Short problem: Find each line with the word "before" and copy it.

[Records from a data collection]
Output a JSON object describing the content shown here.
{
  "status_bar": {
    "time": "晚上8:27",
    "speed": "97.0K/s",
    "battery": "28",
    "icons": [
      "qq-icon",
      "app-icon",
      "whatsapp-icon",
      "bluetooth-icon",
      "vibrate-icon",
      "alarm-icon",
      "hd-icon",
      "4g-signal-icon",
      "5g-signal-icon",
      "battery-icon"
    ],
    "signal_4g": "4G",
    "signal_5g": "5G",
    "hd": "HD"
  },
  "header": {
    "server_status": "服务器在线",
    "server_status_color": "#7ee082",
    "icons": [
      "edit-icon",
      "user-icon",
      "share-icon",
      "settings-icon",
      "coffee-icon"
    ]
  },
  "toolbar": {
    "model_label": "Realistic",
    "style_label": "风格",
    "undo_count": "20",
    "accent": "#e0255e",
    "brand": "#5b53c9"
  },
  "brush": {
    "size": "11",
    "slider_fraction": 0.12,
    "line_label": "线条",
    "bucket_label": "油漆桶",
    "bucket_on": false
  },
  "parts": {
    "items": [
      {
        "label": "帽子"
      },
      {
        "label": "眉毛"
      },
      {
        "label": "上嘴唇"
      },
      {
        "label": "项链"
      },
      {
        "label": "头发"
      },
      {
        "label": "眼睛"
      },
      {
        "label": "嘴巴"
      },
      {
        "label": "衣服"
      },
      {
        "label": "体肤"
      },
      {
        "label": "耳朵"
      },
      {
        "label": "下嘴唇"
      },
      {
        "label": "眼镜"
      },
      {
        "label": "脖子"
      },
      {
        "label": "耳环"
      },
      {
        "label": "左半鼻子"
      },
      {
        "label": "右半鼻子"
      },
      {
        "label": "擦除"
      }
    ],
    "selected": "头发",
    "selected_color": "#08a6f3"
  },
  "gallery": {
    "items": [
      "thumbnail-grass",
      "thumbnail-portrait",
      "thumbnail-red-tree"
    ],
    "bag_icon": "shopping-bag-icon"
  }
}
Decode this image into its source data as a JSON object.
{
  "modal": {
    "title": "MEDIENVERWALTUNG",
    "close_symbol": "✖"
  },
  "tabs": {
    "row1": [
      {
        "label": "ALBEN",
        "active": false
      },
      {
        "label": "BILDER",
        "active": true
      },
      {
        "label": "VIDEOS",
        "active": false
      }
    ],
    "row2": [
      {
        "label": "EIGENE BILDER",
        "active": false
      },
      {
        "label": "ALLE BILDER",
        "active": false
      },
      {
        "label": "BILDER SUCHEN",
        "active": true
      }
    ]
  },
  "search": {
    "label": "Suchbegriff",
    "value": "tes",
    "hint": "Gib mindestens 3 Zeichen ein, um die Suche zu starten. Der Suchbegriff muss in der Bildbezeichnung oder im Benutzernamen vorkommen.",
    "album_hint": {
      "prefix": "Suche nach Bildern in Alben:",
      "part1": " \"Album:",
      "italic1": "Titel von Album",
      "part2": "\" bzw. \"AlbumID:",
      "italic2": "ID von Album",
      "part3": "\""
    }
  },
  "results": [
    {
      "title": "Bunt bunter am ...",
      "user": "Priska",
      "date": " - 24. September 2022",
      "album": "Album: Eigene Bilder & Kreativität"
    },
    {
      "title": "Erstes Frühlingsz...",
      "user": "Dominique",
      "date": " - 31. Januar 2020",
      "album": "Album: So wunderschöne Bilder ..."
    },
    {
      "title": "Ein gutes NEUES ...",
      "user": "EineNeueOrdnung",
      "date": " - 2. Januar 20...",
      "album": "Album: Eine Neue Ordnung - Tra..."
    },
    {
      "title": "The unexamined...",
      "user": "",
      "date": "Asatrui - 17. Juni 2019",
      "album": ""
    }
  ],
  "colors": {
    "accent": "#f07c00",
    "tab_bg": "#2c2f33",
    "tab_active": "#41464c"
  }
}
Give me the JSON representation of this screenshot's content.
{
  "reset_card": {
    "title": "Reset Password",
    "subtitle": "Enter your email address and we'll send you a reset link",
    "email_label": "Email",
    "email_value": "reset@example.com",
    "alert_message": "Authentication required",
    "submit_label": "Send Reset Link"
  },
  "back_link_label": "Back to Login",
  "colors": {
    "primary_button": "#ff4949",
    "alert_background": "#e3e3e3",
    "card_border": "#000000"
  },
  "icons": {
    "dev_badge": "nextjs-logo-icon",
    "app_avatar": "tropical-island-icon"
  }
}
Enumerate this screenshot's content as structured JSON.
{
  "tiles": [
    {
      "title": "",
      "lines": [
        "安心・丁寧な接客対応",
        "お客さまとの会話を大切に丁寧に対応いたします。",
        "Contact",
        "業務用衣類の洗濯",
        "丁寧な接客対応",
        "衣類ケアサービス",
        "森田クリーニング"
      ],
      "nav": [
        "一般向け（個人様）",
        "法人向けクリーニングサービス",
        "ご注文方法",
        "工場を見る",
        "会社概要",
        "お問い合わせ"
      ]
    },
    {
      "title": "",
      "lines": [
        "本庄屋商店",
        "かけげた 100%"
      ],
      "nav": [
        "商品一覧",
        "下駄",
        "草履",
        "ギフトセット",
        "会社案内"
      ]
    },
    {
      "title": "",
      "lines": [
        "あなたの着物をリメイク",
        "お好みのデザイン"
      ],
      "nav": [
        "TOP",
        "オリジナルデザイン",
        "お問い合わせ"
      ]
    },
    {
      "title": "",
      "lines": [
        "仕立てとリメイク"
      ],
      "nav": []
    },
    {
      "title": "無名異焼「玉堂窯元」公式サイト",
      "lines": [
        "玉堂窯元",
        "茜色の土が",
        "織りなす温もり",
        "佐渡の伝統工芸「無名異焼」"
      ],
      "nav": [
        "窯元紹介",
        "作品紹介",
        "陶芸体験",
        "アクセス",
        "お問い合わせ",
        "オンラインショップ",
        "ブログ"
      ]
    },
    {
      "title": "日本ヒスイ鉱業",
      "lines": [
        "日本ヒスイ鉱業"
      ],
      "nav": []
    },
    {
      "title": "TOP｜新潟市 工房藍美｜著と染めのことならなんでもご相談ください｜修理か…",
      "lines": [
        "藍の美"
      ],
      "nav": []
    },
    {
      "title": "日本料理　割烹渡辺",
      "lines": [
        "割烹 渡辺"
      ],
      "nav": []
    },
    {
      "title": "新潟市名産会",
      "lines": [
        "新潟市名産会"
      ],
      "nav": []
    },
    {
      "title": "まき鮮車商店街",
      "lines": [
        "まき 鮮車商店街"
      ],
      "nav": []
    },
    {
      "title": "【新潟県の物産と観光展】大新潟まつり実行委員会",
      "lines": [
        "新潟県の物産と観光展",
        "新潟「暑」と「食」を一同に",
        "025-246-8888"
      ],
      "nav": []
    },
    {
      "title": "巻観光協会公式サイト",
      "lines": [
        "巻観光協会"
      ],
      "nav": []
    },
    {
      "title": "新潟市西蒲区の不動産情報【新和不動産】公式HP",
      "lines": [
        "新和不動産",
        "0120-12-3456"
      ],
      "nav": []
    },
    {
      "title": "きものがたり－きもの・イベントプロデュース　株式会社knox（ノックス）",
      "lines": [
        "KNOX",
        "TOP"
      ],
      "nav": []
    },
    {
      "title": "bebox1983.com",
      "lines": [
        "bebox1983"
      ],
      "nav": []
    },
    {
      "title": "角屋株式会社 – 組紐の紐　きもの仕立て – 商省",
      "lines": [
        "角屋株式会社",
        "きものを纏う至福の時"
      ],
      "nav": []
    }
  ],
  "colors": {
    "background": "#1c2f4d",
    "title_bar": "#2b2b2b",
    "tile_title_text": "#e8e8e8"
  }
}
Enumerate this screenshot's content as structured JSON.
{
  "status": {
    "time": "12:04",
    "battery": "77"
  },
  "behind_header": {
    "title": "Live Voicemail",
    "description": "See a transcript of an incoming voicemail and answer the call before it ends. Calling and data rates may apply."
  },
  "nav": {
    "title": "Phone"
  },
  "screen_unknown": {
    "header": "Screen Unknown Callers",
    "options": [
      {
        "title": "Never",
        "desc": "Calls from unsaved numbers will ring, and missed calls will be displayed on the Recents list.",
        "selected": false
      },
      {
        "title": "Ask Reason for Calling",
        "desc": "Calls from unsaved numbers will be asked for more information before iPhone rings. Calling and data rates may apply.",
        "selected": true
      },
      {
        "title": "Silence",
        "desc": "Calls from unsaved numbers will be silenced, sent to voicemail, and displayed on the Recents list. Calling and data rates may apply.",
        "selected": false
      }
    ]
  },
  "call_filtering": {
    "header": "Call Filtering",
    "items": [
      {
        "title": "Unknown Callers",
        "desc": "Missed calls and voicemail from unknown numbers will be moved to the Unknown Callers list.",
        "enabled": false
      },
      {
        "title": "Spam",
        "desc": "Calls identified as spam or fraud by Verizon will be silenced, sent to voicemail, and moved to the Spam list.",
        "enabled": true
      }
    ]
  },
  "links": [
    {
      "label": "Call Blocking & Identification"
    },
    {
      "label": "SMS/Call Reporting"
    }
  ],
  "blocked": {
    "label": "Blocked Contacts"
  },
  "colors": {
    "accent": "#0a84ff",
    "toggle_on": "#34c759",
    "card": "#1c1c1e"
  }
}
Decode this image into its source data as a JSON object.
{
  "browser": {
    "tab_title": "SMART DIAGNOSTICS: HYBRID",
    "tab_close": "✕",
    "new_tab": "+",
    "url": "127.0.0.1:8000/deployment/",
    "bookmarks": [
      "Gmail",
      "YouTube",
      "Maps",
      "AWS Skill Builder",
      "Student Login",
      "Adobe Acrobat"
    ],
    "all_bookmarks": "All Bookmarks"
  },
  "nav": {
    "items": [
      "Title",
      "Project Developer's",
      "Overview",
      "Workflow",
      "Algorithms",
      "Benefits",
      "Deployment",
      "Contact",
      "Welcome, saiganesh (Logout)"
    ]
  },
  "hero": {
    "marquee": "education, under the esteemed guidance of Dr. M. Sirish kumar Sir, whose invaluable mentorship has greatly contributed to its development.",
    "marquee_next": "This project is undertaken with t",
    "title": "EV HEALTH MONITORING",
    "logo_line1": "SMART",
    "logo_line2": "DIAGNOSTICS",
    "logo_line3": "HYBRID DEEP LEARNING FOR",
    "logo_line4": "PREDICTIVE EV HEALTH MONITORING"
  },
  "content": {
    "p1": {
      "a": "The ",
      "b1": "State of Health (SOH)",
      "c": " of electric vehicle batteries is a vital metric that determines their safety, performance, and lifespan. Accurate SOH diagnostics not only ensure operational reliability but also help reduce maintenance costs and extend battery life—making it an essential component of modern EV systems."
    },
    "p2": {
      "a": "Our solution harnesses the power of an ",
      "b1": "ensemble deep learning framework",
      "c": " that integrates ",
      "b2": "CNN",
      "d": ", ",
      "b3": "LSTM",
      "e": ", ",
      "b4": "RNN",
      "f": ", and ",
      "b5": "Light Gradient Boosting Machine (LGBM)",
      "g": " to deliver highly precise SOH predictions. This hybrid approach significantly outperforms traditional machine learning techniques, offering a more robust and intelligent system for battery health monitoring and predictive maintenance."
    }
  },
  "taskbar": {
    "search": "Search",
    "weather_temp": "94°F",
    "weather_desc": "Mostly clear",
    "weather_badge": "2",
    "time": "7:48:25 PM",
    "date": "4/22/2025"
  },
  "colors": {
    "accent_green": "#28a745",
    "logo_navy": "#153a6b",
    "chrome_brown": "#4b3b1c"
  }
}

Solution to the problem:
    "description": "See a transcript of an incoming voicemail and answer the call before it ends. Calling and data rates may apply."
        "desc": "Calls from unsaved numbers will be asked for more information before iPhone rings. Calling and data rates may apply.",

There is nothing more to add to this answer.